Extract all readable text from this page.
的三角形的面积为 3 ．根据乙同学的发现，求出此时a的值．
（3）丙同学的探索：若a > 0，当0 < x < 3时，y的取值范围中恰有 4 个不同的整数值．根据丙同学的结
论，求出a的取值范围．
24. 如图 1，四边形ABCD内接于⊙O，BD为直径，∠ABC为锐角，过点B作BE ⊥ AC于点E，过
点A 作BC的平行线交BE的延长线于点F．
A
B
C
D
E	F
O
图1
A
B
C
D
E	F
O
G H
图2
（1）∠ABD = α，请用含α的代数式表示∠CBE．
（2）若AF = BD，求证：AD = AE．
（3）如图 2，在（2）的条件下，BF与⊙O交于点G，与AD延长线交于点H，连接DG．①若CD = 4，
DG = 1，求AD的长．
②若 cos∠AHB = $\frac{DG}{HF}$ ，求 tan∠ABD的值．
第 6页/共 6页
◆ ◆ ◆ ◆
» **What to produce**
Reproduce the full listing exactly.

» **Output for this exercise**
Extract all readable text from this page.
的三角形的面积为 3 ．根据乙同学的发现，求出此时a的值．
（3）丙同学的探索：若a > 0，当0 < x < 3时，y的取值范围中恰有 4 个不同的整数值．根据丙同学的结
论，求出a的取值范围．
24. 如图 1，四边形ABCD内接于⊙O，BD为直径，∠ABC为锐角，过点B作BE ⊥ AC于点E，过
点A 作BC的平行线交BE的延长线于点F．
A
B
C
D
E	F
O
图1
A
B
C
D
E	F
O
G H
图2
（1）∠ABD = α，请用含α的代数式表示∠CBE．
（2）若AF = BD，求证：AD = AE．
（3）如图 2，在（2）的条件下，BF与⊙O交于点G，与AD延长线交于点H，连接DG．①若CD = 4，
DG = 1，求AD的长．
②若 cos∠AHB = $\frac{DG}{HF}$ ，求 tan∠ABD的值．
第 6页/共 6页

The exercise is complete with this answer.